■ WHAT THE TASK ASKS: Locate every line in the material below that has the word "this". Copy each of those lines.
-- START OF PROVIDED INFORMATION --
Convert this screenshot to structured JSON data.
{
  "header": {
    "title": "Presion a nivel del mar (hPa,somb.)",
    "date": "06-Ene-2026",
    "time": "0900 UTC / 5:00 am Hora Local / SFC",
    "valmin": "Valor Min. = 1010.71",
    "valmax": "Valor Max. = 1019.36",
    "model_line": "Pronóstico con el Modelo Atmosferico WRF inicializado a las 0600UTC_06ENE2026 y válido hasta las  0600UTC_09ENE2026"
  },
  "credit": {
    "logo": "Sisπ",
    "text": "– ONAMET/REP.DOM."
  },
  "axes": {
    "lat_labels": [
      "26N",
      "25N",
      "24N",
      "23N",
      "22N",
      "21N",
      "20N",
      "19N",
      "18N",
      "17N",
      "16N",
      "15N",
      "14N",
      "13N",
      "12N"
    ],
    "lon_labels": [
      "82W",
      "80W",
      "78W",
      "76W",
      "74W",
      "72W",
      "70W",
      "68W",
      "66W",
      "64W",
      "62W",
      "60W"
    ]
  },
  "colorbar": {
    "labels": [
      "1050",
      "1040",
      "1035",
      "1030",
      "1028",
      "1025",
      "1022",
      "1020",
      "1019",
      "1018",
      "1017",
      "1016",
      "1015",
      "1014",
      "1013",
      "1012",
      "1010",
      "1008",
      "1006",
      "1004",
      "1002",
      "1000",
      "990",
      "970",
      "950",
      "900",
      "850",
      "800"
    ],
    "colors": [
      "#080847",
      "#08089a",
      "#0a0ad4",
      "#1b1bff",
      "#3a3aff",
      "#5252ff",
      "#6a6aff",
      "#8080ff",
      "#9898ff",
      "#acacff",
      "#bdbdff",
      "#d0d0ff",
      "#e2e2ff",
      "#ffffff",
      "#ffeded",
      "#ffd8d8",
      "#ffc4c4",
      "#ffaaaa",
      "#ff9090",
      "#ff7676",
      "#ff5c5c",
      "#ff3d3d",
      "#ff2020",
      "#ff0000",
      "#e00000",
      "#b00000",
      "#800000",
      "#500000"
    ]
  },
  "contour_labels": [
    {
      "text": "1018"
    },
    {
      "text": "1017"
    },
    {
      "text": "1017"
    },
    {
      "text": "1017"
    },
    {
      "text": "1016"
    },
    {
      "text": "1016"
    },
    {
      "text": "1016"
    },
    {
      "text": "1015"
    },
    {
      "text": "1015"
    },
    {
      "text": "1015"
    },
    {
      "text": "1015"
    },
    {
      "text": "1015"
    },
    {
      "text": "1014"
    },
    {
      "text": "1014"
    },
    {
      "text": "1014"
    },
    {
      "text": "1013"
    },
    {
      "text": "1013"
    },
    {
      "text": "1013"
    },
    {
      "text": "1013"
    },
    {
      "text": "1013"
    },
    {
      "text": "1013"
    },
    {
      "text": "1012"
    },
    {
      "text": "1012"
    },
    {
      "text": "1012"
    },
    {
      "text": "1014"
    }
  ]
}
-- END OF PROVIDED INFORMATION --
-- START OF PROVIDED INFORMATION --
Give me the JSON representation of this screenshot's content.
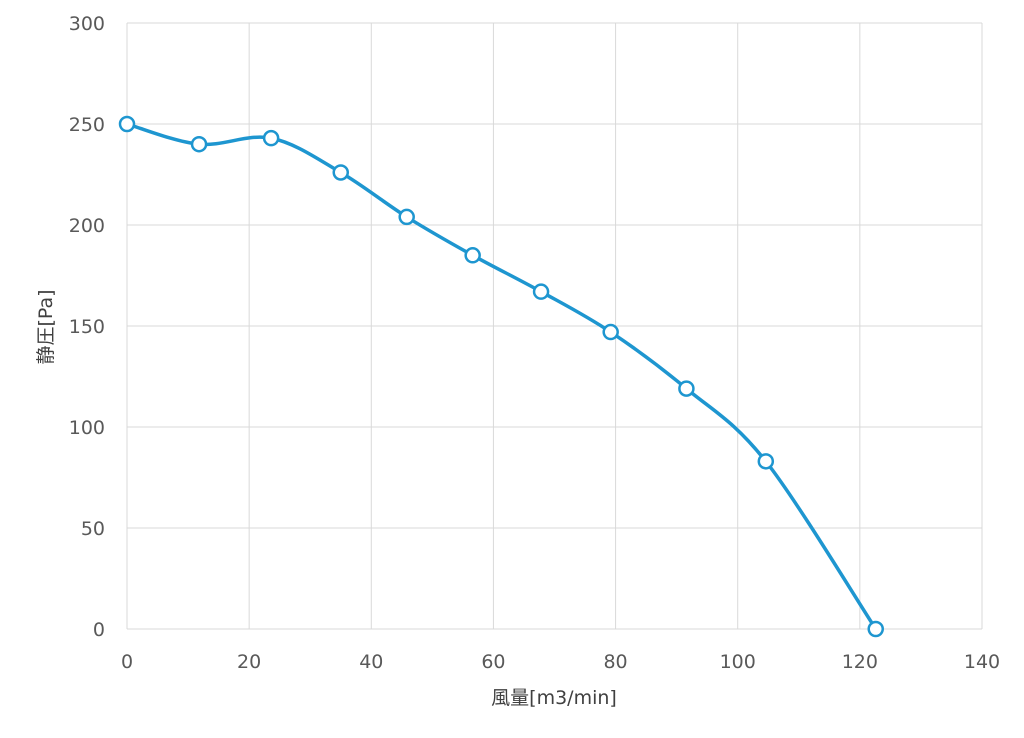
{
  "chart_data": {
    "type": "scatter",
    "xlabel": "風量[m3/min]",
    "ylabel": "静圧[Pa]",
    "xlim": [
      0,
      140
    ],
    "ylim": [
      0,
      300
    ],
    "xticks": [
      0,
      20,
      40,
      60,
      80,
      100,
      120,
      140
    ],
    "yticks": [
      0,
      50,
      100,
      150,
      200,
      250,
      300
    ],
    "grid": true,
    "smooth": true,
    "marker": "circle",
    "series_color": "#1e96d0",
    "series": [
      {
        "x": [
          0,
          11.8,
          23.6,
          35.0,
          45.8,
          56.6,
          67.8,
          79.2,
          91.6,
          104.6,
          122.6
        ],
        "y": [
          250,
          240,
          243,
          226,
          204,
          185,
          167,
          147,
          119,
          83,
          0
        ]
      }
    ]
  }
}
-- END OF PROVIDED INFORMATION --
■ EXERCISE ANSWER:
Convert this screenshot to structured JSON data.
Give me the JSON representation of this screenshot's content.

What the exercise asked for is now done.